*** Opening of EXCERPT ***

Spin and field squeezing in a spin-orbit coupled Bose-Einstein condensate

Abstract

Recently, strong spin-orbit coupling with equal Rashba and Dresselhaus strength has been realized in neutral atomic Bose-Einstein condensates via a pair of Raman lasers. In this report, we investigate spin and field squeezing of the ground state in spin-orbit coupled Bose-Einstein condensate. By mapping the spin-orbit coupled BEC to the well-known quantum Dicke model, the Dicke type quantum phase transition is presented with the order parameters quantified by the spin polarization and occupation number of harmonic trap mode. This Dicke type quantum phase transition may be captured by the spin and field squeezing arising from the spin-orbit coupling. We further consider the effect of a finite detuning on the ground state and show the spin polarization and the quasi-momentum exhibit a step jump at zero detuning. Meanwhile, we also find that the presence of the detuning enhances the occupation number of harmonic trap mode, while it suppresses the spin and the field squeezing.

Introduction

Spin-orbit coupling (SOC) describes an intrinsic interaction between the spin and the momentum of a particle. SOC plays a major role in condensed matter systems, such as spin and anomalous Hall effects^1,2, topological insulators and topological superconductors³. Recently it is found that SOC also plays a key role in realizing spintronics⁴ and topological quantum computing⁵. However, the SOC physics in typical solid-state materials is hard to observe because the strength of the SOC is generally much smaller than the Fermi velocity of electrons. Quantum many-body systems of ultra-cold atom gases can be precisely controlled in experiments and would thus provide an ideal platform to explore novel SOC physics and device applications⁶. Recently, SOC with equal Rashba and Dresselhaus strength has been realized in a neutral atomic Bose-Einstein condensate (BEC) by dressing two atomic spin states with a pair of Raman lasers⁷. Moreover, such SOC strength is much stronger than that in typical solid-state materials. With the strong strength of SOC, spins are not conserved during their motion and rich exotic superfluid phenomena have been revealed^{8,9,10,11,12,13,14,15,16,17,18,19,20,21,22,23,24,25,26,27,28,29,30,31}. For instance, new topological excitations and new ground state phases have been observed in spin-orbit coupled Fermi gases and BEC, respectively^{32,33,34,35,36,37,38}. Here we study the spin and the field (bosonic) squeezing in the system of ultracold atoms in the trapped BEC with the equal Rashba and Dresselhaus SOCs.

*** Close of EXCERPT ***
*** Opening of EXTRACTED INFORMATION ***

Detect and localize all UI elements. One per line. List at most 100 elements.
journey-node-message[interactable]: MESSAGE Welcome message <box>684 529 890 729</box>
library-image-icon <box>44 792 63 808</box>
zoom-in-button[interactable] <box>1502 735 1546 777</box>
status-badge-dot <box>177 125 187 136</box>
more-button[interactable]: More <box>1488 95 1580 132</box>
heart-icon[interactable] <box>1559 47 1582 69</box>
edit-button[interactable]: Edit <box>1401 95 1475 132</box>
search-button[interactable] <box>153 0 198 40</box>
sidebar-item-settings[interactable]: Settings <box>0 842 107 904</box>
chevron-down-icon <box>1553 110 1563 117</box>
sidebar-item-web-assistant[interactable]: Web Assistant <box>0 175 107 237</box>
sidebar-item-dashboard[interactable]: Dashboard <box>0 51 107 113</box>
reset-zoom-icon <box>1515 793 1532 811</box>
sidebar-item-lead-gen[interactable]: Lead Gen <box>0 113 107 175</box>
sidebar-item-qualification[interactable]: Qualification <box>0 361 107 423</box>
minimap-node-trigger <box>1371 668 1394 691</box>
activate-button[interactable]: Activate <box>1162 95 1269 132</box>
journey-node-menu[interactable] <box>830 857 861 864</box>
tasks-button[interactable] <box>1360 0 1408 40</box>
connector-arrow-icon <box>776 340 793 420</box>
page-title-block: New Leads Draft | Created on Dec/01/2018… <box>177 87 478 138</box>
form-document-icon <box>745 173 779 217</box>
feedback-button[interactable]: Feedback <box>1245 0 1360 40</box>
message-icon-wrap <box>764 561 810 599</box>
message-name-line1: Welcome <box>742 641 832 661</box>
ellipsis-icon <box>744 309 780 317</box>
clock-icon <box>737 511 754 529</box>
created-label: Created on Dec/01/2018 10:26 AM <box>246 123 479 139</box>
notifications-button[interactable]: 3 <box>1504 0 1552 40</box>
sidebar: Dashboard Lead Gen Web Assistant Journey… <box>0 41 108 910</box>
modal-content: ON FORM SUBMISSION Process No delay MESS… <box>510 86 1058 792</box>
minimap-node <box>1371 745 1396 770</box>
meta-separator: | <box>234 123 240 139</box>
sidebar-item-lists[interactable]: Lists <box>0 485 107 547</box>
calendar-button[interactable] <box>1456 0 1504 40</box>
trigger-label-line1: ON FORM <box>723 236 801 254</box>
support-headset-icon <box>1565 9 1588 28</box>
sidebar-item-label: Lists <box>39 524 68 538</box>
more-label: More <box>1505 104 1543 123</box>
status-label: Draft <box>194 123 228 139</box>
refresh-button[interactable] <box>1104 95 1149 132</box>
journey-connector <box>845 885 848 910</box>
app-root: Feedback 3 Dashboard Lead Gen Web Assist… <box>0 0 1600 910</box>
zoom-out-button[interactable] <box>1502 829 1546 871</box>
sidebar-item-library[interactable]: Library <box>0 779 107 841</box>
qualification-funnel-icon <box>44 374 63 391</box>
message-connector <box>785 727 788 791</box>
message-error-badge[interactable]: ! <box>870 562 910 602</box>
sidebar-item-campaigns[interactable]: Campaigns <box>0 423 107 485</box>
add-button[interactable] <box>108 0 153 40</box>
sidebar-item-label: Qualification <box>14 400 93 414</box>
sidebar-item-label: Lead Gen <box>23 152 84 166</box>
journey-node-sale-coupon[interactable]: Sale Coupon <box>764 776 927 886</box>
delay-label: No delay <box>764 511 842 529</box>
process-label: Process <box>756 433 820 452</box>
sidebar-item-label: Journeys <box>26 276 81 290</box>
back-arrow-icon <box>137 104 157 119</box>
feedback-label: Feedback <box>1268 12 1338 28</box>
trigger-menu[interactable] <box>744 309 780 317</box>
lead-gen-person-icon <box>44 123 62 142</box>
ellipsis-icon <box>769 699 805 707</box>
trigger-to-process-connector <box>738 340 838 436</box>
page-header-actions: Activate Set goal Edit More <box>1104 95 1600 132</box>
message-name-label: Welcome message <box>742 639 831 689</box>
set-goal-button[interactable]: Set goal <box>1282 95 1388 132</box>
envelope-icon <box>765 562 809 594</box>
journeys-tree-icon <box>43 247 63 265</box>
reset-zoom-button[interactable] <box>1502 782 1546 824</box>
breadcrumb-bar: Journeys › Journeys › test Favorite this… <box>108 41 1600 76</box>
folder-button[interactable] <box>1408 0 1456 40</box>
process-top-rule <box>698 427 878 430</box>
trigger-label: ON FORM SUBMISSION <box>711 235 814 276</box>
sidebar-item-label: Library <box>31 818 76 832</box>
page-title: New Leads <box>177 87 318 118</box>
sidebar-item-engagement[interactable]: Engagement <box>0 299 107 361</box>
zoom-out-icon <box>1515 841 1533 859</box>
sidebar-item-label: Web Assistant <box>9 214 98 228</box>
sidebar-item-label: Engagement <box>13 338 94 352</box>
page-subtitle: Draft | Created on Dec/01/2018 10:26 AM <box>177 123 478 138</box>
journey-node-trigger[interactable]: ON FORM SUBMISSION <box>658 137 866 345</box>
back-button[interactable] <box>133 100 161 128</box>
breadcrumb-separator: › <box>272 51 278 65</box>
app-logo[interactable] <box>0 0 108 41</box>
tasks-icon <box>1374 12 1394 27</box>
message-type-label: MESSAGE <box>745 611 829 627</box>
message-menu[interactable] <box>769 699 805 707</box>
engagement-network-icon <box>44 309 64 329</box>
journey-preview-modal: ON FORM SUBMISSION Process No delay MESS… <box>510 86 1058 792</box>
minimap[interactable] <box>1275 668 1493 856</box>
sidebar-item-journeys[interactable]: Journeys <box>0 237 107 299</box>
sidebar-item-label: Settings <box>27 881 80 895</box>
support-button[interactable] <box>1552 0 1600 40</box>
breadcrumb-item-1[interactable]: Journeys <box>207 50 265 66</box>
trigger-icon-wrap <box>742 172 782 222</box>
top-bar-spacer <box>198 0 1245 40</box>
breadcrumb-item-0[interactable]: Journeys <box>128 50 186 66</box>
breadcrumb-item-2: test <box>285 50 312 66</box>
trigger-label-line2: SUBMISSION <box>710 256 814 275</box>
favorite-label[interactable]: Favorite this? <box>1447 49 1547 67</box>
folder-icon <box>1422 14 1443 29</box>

*** Close of EXTRACTED INFORMATION ***

• **ASSIGNED TASK**
In the excerpt on spin and field squeezing, how was spin-orbit coupling with equal Rashba and Dresselhaus strength realized in a neutral atomic Bose-Einstein condensate? The listing has no role in this exercise.

• **RESPONSE AREA**
It was realized by dressing two atomic spin states with a pair of Raman lasers.